Extract the complete data exactly as given.
%%
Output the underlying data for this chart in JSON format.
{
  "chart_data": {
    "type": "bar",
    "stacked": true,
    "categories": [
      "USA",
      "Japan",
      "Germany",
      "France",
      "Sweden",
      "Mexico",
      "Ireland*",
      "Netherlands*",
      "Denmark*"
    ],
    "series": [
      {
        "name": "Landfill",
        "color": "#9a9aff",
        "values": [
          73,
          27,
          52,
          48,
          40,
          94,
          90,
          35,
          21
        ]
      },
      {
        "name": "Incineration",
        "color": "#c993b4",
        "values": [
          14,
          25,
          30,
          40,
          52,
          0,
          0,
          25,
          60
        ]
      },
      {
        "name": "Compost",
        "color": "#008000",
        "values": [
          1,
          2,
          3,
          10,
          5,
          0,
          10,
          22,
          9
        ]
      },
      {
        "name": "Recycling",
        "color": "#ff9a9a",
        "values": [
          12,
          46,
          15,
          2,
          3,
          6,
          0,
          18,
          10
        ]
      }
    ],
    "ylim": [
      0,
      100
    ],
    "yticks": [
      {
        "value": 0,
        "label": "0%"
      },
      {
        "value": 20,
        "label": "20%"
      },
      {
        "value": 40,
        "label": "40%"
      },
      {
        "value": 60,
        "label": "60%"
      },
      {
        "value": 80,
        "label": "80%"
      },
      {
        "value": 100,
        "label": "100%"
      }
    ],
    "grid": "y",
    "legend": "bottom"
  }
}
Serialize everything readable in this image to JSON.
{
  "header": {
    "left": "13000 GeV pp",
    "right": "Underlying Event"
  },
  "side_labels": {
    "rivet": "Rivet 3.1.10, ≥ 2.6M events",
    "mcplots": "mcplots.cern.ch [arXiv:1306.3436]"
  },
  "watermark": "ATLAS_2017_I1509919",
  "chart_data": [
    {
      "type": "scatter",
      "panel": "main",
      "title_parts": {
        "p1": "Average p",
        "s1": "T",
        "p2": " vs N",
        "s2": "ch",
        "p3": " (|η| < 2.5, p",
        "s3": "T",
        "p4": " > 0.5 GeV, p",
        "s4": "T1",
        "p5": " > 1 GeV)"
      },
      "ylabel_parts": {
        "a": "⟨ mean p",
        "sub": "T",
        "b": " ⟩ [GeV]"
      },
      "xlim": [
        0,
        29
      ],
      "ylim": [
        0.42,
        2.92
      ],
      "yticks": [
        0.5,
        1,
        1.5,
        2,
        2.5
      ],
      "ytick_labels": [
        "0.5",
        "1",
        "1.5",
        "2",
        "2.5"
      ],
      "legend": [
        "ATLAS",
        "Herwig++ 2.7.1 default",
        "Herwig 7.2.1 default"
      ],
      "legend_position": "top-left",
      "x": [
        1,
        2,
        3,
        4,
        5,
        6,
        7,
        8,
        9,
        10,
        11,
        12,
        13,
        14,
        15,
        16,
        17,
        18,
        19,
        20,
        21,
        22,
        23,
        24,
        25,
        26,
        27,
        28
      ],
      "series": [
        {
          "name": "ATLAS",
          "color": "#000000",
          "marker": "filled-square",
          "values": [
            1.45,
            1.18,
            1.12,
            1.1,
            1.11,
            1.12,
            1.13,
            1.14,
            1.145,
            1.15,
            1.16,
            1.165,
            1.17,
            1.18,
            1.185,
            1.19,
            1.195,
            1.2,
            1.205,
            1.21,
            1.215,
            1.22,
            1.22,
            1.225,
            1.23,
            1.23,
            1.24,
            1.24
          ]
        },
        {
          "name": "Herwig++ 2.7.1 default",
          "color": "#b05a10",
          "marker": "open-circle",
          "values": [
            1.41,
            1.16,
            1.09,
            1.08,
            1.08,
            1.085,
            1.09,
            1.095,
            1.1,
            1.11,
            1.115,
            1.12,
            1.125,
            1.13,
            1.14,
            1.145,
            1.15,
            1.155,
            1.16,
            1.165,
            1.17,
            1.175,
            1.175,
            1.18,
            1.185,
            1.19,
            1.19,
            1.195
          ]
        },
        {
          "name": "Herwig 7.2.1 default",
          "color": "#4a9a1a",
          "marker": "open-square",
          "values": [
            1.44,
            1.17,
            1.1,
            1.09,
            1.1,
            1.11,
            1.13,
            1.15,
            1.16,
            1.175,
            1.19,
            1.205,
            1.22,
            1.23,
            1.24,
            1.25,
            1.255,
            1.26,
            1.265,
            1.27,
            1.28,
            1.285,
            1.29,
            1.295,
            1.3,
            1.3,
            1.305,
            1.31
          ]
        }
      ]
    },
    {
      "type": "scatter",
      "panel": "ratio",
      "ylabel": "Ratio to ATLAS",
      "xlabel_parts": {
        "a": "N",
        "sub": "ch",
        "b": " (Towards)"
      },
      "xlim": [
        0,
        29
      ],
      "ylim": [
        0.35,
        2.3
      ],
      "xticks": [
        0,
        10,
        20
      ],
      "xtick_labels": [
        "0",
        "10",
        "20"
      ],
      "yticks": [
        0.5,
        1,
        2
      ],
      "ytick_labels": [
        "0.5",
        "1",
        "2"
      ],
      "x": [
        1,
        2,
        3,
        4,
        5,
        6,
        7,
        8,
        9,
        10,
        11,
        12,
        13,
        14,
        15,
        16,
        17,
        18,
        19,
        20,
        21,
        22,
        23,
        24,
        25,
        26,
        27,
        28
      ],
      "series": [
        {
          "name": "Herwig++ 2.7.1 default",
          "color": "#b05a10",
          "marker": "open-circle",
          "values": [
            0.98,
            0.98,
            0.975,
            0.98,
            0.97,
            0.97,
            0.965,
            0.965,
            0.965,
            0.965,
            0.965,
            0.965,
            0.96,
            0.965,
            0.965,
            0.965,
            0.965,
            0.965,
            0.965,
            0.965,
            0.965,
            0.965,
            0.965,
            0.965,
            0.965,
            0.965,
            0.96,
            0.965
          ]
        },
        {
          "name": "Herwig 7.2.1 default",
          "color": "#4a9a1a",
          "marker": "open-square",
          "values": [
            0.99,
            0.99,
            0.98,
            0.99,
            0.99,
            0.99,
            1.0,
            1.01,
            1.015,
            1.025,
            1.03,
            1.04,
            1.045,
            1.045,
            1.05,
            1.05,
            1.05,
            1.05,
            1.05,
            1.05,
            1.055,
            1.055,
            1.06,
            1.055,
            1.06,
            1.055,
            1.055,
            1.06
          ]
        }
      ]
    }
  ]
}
%%
Response to this exercise -
Output the underlying data for this chart in JSON format.
{
  "chart_data": {
    "type": "bar",
    "stacked": true,
    "categories": [
      "USA",
      "Japan",
      "Germany",
      "France",
      "Sweden",
      "Mexico",
      "Ireland*",
      "Netherlands*",
      "Denmark*"
    ],
    "series": [
      {
        "name": "Landfill",
        "color": "#9a9aff",
        "values": [
          73,
          27,
          52,
          48,
          40,
          94,
          90,
          35,
          21
        ]
      },
      {
        "name": "Incineration",
        "color": "#c993b4",
        "values": [
          14,
          25,
          30,
          40,
          52,
          0,
          0,
          25,
          60
        ]
      },
      {
        "name": "Compost",
        "color": "#008000",
        "values": [
          1,
          2,
          3,
          10,
          5,
          0,
          10,
          22,
          9
        ]
      },
      {
        "name": "Recycling",
        "color": "#ff9a9a",
        "values": [
          12,
          46,
          15,
          2,
          3,
          6,
          0,
          18,
          10
        ]
      }
    ],
    "ylim": [
      0,
      100
    ],
    "yticks": [
      {
        "value": 0,
        "label": "0%"
      },
      {
        "value": 20,
        "label": "20%"
      },
      {
        "value": 40,
        "label": "40%"
      },
      {
        "value": 60,
        "label": "60%"
      },
      {
        "value": 80,
        "label": "80%"
      },
      {
        "value": 100,
        "label": "100%"
      }
    ],
    "grid": "y",
    "legend": "bottom"
  }
}
Serialize everything readable in this image to JSON.
{
  "header": {
    "left": "13000 GeV pp",
    "right": "Underlying Event"
  },
  "side_labels": {
    "rivet": "Rivet 3.1.10, ≥ 2.6M events",
    "mcplots": "mcplots.cern.ch [arXiv:1306.3436]"
  },
  "watermark": "ATLAS_2017_I1509919",
  "chart_data": [
    {
      "type": "scatter",
      "panel": "main",
      "title_parts": {
        "p1": "Average p",
        "s1": "T",
        "p2": " vs N",
        "s2": "ch",
        "p3": " (|η| < 2.5, p",
        "s3": "T",
        "p4": " > 0.5 GeV, p",
        "s4": "T1",
        "p5": " > 1 GeV)"
      },
      "ylabel_parts": {
        "a": "⟨ mean p",
        "sub": "T",
        "b": " ⟩ [GeV]"
      },
      "xlim": [
        0,
        29
      ],
      "ylim": [
        0.42,
        2.92
      ],
      "yticks": [
        0.5,
        1,
        1.5,
        2,
        2.5
      ],
      "ytick_labels": [
        "0.5",
        "1",
        "1.5",
        "2",
        "2.5"
      ],
      "legend": [
        "ATLAS",
        "Herwig++ 2.7.1 default",
        "Herwig 7.2.1 default"
      ],
      "legend_position": "top-left",
      "x": [
        1,
        2,
        3,
        4,
        5,
        6,
        7,
        8,
        9,
        10,
        11,
        12,
        13,
        14,
        15,
        16,
        17,
        18,
        19,
        20,
        21,
        22,
        23,
        24,
        25,
        26,
        27,
        28
      ],
      "series": [
        {
          "name": "ATLAS",
          "color": "#000000",
          "marker": "filled-square",
          "values": [
            1.45,
            1.18,
            1.12,
            1.1,
            1.11,
            1.12,
            1.13,
            1.14,
            1.145,
            1.15,
            1.16,
            1.165,
            1.17,
            1.18,
            1.185,
            1.19,
            1.195,
            1.2,
            1.205,
            1.21,
            1.215,
            1.22,
            1.22,
            1.225,
            1.23,
            1.23,
            1.24,
            1.24
          ]
        },
        {
          "name": "Herwig++ 2.7.1 default",
          "color": "#b05a10",
          "marker": "open-circle",
          "values": [
            1.41,
            1.16,
            1.09,
            1.08,
            1.08,
            1.085,
            1.09,
            1.095,
            1.1,
            1.11,
            1.115,
            1.12,
            1.125,
            1.13,
            1.14,
            1.145,
            1.15,
            1.155,
            1.16,
            1.165,
            1.17,
            1.175,
            1.175,
            1.18,
            1.185,
            1.19,
            1.19,
            1.195
          ]
        },
        {
          "name": "Herwig 7.2.1 default",
          "color": "#4a9a1a",
          "marker": "open-square",
          "values": [
            1.44,
            1.17,
            1.1,
            1.09,
            1.1,
            1.11,
            1.13,
            1.15,
            1.16,
            1.175,
            1.19,
            1.205,
            1.22,
            1.23,
            1.24,
            1.25,
            1.255,
            1.26,
            1.265,
            1.27,
            1.28,
            1.285,
            1.29,
            1.295,
            1.3,
            1.3,
            1.305,
            1.31
          ]
        }
      ]
    },
    {
      "type": "scatter",
      "panel": "ratio",
      "ylabel": "Ratio to ATLAS",
      "xlabel_parts": {
        "a": "N",
        "sub": "ch",
        "b": " (Towards)"
      },
      "xlim": [
        0,
        29
      ],
      "ylim": [
        0.35,
        2.3
      ],
      "xticks": [
        0,
        10,
        20
      ],
      "xtick_labels": [
        "0",
        "10",
        "20"
      ],
      "yticks": [
        0.5,
        1,
        2
      ],
      "ytick_labels": [
        "0.5",
        "1",
        "2"
      ],
      "x": [
        1,
        2,
        3,
        4,
        5,
        6,
        7,
        8,
        9,
        10,
        11,
        12,
        13,
        14,
        15,
        16,
        17,
        18,
        19,
        20,
        21,
        22,
        23,
        24,
        25,
        26,
        27,
        28
      ],
      "series": [
        {
          "name": "Herwig++ 2.7.1 default",
          "color": "#b05a10",
          "marker": "open-circle",
          "values": [
            0.98,
            0.98,
            0.975,
            0.98,
            0.97,
            0.97,
            0.965,
            0.965,
            0.965,
            0.965,
            0.965,
            0.965,
            0.96,
            0.965,
            0.965,
            0.965,
            0.965,
            0.965,
            0.965,
            0.965,
            0.965,
            0.965,
            0.965,
            0.965,
            0.965,
            0.965,
            0.96,
            0.965
          ]
        },
        {
          "name": "Herwig 7.2.1 default",
          "color": "#4a9a1a",
          "marker": "open-square",
          "values": [
            0.99,
            0.99,
            0.98,
            0.99,
            0.99,
            0.99,
            1.0,
            1.01,
            1.015,
            1.025,
            1.03,
            1.04,
            1.045,
            1.045,
            1.05,
            1.05,
            1.05,
            1.05,
            1.05,
            1.05,
            1.055,
            1.055,
            1.06,
            1.055,
            1.06,
            1.055,
            1.055,
            1.06
          ]
        }
      ]
    }
  ]
}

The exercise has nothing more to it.